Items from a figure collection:
----

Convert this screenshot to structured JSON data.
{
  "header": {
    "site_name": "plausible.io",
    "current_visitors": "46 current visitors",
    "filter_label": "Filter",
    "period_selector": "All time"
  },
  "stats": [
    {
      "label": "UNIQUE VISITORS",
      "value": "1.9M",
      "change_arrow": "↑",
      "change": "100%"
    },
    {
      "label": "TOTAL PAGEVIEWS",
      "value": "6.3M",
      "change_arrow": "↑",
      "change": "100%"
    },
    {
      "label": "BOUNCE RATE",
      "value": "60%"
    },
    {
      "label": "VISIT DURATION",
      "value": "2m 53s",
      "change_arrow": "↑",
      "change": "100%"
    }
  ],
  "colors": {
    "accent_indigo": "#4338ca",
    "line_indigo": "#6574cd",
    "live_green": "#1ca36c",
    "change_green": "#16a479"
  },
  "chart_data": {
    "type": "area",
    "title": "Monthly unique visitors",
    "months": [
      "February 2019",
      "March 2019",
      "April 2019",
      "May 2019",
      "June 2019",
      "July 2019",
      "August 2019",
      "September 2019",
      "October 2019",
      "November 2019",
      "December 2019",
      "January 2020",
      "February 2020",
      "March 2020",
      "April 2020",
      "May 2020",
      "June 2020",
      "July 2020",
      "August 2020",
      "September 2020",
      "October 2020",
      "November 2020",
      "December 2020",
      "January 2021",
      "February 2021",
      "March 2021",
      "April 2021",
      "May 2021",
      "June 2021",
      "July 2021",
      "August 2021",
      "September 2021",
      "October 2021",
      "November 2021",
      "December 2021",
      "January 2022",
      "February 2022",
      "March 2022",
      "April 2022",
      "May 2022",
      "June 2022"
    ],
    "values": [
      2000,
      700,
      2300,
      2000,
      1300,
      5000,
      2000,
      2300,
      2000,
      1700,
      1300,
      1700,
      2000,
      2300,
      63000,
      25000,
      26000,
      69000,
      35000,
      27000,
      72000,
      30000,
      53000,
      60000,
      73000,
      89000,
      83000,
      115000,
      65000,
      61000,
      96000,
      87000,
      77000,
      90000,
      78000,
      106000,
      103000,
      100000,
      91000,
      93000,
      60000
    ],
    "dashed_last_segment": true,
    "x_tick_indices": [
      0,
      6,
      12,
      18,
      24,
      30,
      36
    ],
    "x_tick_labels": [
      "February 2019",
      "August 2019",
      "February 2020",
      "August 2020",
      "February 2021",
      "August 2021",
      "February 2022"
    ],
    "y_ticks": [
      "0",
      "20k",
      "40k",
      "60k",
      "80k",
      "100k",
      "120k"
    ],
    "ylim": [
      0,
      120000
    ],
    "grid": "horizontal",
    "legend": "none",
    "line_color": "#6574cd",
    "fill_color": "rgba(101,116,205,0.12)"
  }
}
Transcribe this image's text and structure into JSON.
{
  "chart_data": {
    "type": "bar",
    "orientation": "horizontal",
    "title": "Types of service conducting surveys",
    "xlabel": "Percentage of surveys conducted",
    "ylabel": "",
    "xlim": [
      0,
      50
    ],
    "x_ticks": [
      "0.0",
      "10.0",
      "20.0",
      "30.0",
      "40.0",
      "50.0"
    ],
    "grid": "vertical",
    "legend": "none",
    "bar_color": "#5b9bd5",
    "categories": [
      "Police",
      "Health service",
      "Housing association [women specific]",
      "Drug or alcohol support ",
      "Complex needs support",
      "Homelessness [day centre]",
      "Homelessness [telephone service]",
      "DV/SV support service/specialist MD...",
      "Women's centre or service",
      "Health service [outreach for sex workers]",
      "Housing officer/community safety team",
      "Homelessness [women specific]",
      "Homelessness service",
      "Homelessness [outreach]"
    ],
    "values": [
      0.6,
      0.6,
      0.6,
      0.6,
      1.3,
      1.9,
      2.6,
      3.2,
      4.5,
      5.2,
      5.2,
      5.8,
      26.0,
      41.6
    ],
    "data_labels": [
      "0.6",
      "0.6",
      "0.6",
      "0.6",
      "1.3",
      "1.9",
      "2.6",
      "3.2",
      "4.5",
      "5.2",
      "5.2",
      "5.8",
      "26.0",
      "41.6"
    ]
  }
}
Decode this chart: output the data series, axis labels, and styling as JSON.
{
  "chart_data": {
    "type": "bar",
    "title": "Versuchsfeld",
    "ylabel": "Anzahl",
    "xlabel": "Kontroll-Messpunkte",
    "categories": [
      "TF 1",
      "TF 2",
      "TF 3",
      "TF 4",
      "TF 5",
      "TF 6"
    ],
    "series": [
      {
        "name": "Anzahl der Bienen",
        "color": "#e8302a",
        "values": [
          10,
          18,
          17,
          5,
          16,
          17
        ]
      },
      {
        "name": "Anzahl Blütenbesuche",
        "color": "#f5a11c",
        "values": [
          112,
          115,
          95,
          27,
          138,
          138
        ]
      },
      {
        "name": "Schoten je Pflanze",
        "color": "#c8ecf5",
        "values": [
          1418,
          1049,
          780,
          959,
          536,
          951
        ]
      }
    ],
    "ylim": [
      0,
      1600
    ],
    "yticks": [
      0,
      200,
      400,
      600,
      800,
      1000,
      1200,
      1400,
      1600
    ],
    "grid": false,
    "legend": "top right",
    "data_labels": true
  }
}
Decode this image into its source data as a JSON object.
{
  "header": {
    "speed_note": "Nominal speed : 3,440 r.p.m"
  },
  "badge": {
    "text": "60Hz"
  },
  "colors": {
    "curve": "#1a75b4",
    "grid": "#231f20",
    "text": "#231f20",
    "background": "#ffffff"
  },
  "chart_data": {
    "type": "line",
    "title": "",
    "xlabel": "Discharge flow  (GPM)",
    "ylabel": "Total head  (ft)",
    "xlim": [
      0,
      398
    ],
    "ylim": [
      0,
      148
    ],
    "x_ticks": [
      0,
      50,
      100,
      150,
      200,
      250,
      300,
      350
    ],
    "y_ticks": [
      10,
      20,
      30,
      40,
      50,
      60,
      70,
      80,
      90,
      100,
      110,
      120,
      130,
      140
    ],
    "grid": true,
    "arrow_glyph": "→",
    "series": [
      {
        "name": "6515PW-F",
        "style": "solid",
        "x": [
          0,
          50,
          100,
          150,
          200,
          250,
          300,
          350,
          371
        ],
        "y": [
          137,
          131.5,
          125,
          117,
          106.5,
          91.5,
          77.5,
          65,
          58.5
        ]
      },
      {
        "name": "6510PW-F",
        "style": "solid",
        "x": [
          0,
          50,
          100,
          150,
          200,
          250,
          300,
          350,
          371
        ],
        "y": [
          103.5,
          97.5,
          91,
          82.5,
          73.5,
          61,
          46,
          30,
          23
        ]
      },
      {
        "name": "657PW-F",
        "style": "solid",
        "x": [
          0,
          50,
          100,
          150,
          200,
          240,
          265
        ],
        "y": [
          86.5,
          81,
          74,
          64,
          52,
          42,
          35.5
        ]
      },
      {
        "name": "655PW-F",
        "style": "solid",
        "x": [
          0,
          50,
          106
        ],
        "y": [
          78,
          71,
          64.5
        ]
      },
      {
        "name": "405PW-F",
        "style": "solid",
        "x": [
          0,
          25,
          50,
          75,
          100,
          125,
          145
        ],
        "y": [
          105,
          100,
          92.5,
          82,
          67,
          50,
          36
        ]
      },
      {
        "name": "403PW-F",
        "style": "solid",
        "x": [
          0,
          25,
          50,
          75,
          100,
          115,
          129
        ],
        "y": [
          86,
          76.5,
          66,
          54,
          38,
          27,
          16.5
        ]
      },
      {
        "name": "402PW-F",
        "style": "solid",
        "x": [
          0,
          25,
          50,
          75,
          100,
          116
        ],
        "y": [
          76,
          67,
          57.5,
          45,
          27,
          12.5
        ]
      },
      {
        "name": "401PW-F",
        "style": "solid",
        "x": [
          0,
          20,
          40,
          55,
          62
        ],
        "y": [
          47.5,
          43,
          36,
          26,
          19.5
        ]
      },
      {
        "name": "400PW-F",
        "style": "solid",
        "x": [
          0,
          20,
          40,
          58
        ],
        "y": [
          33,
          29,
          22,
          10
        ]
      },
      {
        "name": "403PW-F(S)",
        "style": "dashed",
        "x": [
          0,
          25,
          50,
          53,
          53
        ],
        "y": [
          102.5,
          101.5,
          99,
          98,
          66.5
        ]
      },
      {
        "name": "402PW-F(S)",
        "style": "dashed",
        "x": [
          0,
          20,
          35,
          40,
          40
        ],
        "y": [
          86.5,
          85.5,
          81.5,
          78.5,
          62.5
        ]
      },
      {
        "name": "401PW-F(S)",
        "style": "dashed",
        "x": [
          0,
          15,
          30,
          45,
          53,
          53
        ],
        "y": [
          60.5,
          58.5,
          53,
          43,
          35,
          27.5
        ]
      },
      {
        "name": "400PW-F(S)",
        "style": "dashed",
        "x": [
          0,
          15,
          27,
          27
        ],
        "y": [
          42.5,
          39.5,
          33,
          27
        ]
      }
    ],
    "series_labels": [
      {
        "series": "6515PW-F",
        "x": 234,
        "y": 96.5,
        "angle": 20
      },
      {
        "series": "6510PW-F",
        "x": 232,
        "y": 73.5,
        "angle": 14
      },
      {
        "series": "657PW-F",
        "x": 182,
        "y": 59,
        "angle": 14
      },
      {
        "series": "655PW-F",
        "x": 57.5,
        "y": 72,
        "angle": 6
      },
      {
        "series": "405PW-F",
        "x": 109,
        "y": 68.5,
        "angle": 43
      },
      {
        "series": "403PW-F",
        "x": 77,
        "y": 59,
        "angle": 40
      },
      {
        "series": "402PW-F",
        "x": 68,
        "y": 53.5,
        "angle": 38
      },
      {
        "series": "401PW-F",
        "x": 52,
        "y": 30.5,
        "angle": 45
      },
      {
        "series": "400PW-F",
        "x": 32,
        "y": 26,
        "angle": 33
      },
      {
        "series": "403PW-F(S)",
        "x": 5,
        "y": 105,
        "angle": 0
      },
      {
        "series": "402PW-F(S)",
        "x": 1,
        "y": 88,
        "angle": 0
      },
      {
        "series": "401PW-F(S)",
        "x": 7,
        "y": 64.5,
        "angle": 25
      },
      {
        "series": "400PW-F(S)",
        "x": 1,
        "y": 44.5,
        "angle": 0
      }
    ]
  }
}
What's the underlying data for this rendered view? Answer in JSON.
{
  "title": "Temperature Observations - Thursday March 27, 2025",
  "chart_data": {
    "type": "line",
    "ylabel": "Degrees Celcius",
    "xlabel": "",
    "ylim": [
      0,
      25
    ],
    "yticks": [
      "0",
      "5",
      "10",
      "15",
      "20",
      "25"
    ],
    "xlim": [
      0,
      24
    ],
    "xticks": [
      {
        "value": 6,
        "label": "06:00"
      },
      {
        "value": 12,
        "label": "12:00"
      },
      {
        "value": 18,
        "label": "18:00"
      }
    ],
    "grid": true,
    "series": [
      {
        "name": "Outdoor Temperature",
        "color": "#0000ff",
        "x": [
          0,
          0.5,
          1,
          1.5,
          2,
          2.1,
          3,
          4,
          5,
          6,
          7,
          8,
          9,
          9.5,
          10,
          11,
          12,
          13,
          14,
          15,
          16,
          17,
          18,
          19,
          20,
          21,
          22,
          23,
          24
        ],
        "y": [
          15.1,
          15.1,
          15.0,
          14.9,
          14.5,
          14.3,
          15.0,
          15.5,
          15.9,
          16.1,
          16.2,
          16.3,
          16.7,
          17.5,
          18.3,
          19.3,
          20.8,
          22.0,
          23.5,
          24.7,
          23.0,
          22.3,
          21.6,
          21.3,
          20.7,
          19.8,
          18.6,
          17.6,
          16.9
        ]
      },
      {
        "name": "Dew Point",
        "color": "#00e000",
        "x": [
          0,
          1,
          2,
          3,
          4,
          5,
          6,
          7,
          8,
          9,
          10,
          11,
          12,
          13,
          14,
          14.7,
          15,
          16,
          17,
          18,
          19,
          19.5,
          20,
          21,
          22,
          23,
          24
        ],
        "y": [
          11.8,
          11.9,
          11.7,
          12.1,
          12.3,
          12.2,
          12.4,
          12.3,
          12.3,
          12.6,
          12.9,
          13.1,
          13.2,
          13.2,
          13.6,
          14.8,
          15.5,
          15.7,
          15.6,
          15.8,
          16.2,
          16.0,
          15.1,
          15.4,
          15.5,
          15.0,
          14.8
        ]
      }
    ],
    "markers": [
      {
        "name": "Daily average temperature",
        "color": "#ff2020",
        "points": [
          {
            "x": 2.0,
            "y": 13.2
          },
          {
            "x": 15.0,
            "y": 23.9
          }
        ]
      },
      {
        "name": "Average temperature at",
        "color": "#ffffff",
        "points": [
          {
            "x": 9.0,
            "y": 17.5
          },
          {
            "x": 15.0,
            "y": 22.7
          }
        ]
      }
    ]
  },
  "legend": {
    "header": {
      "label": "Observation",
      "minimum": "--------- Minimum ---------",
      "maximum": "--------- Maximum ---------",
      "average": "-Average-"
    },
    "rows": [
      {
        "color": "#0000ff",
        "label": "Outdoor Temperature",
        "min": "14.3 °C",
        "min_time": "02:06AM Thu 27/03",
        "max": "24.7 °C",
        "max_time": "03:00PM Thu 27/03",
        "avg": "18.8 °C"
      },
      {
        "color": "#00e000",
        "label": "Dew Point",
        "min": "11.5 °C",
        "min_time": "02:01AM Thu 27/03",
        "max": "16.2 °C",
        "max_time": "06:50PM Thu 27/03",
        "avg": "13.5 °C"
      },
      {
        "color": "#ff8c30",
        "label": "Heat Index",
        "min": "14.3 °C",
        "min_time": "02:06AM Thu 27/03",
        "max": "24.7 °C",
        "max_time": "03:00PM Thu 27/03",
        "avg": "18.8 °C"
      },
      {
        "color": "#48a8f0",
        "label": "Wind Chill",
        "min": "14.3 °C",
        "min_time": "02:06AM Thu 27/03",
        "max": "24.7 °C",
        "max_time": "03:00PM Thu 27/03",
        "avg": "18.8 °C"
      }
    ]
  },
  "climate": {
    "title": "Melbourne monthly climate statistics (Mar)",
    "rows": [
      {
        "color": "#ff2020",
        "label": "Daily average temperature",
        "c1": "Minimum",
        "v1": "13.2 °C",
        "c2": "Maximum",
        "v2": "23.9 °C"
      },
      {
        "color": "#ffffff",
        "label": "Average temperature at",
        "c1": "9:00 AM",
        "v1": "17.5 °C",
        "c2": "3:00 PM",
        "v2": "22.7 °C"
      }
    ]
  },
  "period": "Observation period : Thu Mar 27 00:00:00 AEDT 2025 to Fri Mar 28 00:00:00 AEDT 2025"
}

----

→ YOUR TASK: Pull every line containing the word "title" out of the entries above.

→ TASK SOLUTION:
    "title": "Monthly unique visitors",
    "title": "Types of service conducting surveys",
    "title": "Versuchsfeld",
    "title": "",
  "title": "Temperature Observations - Thursday March 27, 2025",
    "title": "Melbourne monthly climate statistics (Mar)",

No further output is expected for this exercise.